INSTRUCTIONS FOR THE TASK:
Work out how many lines hold the string "Floor". The answer is a single number, nothing more.

>> start

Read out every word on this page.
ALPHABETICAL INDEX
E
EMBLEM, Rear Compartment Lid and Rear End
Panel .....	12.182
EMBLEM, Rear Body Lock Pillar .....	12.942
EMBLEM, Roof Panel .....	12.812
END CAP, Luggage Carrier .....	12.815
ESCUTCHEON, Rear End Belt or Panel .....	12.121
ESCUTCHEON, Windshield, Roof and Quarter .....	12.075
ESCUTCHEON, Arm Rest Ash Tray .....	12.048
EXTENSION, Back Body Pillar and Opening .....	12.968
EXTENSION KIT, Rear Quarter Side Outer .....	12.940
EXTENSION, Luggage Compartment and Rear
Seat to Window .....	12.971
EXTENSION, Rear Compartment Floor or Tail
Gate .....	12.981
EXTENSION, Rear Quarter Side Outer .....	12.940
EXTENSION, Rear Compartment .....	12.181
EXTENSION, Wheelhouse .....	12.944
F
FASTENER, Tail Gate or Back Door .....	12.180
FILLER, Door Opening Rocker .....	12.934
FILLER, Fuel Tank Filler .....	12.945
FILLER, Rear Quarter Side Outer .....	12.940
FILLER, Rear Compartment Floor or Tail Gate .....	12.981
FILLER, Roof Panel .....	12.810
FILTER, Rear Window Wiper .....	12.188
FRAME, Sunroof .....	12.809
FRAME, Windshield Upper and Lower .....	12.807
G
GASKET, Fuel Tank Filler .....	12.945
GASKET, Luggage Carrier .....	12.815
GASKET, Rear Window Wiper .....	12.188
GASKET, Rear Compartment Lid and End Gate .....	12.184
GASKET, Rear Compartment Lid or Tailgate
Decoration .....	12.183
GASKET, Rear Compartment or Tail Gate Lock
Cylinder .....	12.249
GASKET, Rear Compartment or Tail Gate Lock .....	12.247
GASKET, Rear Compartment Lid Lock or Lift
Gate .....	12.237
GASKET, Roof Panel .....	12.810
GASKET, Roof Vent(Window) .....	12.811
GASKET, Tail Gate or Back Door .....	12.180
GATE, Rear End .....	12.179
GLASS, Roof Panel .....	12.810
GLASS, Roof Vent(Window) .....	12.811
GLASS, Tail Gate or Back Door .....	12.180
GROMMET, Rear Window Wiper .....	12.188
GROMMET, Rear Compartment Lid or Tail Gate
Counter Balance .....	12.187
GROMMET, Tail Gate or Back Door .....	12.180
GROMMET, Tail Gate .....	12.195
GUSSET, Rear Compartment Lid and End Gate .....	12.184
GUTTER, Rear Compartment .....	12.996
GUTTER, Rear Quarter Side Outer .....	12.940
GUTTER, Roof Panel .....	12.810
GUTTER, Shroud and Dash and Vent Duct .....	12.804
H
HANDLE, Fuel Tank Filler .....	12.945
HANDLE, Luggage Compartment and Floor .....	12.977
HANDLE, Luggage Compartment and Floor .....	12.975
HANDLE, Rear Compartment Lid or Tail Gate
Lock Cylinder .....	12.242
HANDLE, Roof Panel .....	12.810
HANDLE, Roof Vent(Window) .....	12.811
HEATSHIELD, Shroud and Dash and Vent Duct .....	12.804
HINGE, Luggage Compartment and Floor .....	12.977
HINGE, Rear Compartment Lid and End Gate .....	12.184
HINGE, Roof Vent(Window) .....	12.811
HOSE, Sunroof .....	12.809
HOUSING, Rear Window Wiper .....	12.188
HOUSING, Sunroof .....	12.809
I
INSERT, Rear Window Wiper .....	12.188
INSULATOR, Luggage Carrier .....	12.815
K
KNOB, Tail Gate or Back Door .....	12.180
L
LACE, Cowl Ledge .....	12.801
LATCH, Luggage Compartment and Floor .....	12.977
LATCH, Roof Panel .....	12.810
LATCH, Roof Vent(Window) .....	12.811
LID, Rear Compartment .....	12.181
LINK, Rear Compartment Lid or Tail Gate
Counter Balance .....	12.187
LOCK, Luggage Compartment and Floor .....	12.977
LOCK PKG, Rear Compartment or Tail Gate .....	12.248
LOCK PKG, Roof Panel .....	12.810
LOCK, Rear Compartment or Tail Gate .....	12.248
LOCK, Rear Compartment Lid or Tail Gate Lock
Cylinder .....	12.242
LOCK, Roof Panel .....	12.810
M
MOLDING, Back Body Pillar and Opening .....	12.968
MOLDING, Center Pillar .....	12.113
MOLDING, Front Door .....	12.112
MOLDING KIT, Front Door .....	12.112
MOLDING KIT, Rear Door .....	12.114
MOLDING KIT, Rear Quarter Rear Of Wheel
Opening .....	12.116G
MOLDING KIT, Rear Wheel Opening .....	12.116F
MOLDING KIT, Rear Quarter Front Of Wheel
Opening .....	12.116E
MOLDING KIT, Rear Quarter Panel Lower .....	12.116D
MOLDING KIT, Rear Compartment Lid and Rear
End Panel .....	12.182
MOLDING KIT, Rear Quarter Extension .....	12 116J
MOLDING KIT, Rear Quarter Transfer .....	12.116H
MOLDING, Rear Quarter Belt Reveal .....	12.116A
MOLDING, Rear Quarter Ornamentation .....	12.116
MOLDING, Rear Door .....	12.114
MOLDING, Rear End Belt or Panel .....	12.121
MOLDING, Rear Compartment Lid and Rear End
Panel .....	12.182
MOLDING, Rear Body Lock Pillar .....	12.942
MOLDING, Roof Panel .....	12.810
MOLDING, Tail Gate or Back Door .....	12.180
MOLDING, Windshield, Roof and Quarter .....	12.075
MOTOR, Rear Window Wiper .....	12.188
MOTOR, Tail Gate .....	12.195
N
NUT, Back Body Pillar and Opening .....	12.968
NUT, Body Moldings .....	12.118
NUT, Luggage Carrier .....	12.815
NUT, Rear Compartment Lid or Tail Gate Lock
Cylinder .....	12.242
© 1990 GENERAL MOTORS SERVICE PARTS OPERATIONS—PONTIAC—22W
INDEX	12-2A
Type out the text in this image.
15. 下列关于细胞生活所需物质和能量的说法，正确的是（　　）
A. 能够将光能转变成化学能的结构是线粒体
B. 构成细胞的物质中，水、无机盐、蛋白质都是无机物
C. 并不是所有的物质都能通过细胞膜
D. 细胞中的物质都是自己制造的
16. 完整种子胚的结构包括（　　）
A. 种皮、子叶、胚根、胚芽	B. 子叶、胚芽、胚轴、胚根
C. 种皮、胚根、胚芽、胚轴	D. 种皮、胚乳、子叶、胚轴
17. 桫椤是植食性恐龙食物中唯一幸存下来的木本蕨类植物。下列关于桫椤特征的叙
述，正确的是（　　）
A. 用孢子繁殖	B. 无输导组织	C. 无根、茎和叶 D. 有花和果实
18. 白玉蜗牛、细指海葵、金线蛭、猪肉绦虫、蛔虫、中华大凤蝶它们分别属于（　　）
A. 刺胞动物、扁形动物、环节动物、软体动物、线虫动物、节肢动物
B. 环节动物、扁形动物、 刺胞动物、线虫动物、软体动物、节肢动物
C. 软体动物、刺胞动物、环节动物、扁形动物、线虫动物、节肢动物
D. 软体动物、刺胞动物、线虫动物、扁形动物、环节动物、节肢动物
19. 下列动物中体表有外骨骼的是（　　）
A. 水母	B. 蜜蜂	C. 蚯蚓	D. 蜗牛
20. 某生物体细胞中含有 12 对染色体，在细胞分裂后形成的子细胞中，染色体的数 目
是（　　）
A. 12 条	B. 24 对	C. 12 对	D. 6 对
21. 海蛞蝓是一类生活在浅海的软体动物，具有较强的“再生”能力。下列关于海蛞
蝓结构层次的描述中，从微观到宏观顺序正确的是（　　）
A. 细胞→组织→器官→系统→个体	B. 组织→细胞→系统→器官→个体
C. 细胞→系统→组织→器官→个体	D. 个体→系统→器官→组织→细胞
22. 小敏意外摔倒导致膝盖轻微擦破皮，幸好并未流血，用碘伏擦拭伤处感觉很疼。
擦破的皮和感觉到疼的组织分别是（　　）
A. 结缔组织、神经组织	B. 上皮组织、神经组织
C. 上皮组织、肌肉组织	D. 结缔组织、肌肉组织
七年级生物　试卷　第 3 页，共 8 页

>> end

RESULT OF THIS TASK:
7